- EXCERTO DO DOCUMENTO:
________________________

No entanto, durante essas 8 semanas, uma pequena lesão na
virilha começou a atormentar-me… de repente vinha e depois ia… depois voltava…
os sintomas eram basicamente uma dor excruciante e sensação de fraqueza na
perna. Alguns dias antes da corrida não havia sinais da lesão, por isso estava
motivado e confiante para o meu objetivo.
Mas voltando à corrida… após o tal primeiro quilómetro
confuso, pus os olhos na estrada e concentrei-me na minha missão. Estava um dia
espetacular numa cidade espetacular!
Mas nem isso me ia parar. Sou português do sul da Europa,
não tenho medo do calor e com a hidratação certa não vou ter problemas… pensava
eu!
Portanto tudo estava bem encaminhado. Tinha o equipamento
certo, banda sonora perfeita nos ouvidos e estava motivado! Era só correr e
cumprir o objetivo!Fiz os primeiros 5 kms em 23 minutos, ou seja, uma cadência de 4 mins e 35 segundos por quilometro. Tudo a correr bem.
Mas foi então que aconteceu… o fado que de certa forma eu já previa… ao km 8, a lesão na virilha atacou mais forte que nunca… e apesar de ter tomado comprimidos para as dores, a sensação de dor era quase insuportável. Continuei durante uns 2 kms a ver se passava. Tinha dores, mas o corpo estava quente e conseguia correr.
Faltavam 32 kms e não conseguia mais.
O natural era desistir.
Mas não podia. Quando desistimos uma vez torna-se um hábito.
E não podia dizer ao meu filho que vem a caminho que tinha desistido a meio de
uma maratona!
Por isso decidi continuar. A coxear. A chorar. Num esforço
brutal como nunca antes tinha feito na vida. Fazendo cada metro com muito sacrifício.
Devido à forma como corria, novas dores em novos locais começaram a aparecer
como os joelhos e músculos das pernas.

________________________

- TAREFA ATRIBUÍDA:
Responda com base no relato da maratona:
1. Em quanto tempo foram feitos os primeiros 5 km?
2. Em que quilómetro a lesão na virilha atacou mais forte do que nunca?
3. Quantos quilómetros faltavam quando o corredor já não conseguia mais?

________________________

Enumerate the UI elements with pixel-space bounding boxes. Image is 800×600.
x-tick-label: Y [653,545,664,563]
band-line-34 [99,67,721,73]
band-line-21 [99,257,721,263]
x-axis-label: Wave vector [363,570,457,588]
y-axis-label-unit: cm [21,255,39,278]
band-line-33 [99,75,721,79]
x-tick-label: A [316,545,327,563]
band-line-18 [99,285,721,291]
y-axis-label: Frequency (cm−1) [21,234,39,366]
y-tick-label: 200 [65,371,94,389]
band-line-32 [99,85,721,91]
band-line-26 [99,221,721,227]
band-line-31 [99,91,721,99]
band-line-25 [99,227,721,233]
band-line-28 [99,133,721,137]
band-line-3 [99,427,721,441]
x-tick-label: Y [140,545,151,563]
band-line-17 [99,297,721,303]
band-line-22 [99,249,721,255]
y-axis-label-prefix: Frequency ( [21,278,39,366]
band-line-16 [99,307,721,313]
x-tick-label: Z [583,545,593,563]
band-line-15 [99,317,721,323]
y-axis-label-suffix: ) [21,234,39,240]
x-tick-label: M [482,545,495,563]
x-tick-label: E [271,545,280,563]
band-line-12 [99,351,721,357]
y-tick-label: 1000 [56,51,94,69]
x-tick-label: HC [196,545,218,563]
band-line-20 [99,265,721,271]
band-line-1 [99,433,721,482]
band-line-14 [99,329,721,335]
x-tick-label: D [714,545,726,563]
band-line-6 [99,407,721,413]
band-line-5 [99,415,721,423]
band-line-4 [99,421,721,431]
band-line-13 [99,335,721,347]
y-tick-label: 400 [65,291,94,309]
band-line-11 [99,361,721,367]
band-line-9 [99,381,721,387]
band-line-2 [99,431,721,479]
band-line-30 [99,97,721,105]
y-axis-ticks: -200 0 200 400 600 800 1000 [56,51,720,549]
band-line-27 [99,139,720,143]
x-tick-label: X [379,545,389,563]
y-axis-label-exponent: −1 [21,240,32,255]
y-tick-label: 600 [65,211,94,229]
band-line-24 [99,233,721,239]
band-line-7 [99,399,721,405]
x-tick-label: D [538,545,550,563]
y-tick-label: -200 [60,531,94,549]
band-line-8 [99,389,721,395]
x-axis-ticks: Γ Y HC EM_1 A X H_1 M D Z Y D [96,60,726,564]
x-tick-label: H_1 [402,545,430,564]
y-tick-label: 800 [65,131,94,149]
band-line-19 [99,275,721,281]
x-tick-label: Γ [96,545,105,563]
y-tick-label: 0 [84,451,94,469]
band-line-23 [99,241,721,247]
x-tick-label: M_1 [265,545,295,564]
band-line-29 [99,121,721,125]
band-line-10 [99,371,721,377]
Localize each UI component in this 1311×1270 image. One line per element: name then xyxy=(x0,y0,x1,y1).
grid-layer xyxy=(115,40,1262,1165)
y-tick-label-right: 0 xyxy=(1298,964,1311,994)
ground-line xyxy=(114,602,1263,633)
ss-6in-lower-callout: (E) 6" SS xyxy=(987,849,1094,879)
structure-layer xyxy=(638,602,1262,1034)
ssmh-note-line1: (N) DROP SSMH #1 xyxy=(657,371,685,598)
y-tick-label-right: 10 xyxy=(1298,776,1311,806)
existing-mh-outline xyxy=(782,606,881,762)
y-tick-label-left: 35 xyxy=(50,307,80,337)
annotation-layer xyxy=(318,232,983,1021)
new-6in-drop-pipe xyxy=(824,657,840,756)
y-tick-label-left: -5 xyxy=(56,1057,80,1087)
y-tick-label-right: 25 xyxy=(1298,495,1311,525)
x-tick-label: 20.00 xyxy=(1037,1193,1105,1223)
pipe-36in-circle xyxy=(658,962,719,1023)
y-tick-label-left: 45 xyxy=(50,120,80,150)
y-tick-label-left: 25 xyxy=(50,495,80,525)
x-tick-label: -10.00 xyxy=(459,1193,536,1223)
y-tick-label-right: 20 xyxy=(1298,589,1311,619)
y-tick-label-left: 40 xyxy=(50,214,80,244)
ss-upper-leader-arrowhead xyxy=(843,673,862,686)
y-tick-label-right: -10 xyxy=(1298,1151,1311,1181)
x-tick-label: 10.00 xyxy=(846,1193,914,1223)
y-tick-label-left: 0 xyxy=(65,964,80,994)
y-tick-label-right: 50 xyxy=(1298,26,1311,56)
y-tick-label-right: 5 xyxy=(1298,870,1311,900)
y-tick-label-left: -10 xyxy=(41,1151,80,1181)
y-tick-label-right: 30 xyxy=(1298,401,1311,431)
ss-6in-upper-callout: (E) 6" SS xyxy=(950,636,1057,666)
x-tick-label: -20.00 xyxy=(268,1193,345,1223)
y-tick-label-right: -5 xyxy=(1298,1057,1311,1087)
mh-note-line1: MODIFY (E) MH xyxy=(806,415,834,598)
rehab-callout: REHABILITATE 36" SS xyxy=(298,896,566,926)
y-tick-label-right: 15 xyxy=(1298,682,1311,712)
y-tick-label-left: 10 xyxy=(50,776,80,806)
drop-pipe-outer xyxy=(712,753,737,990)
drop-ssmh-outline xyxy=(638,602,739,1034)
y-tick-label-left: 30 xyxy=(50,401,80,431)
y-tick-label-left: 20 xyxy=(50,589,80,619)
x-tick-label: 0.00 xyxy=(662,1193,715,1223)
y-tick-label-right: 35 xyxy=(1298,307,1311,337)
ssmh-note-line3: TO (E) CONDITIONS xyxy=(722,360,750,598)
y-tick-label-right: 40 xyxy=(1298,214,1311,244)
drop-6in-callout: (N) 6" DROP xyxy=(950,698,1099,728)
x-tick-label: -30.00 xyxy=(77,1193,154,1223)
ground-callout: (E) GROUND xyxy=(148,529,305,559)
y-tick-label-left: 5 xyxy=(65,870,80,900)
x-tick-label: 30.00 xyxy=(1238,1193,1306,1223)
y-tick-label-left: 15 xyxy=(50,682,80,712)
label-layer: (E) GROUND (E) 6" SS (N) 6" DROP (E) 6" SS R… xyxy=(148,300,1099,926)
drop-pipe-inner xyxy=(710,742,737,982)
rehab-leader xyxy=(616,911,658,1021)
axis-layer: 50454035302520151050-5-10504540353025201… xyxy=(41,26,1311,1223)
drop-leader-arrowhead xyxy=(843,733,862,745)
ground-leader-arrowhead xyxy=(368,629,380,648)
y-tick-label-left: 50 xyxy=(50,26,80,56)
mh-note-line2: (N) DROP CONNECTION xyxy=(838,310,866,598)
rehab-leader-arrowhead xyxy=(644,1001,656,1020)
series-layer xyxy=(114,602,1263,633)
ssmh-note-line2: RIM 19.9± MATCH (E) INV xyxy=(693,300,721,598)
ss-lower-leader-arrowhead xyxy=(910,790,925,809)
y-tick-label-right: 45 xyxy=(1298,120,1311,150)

________________________

- RESULTADO:
1. Em 23 minutos.
2. No km 8.
3. Faltavam 32 km.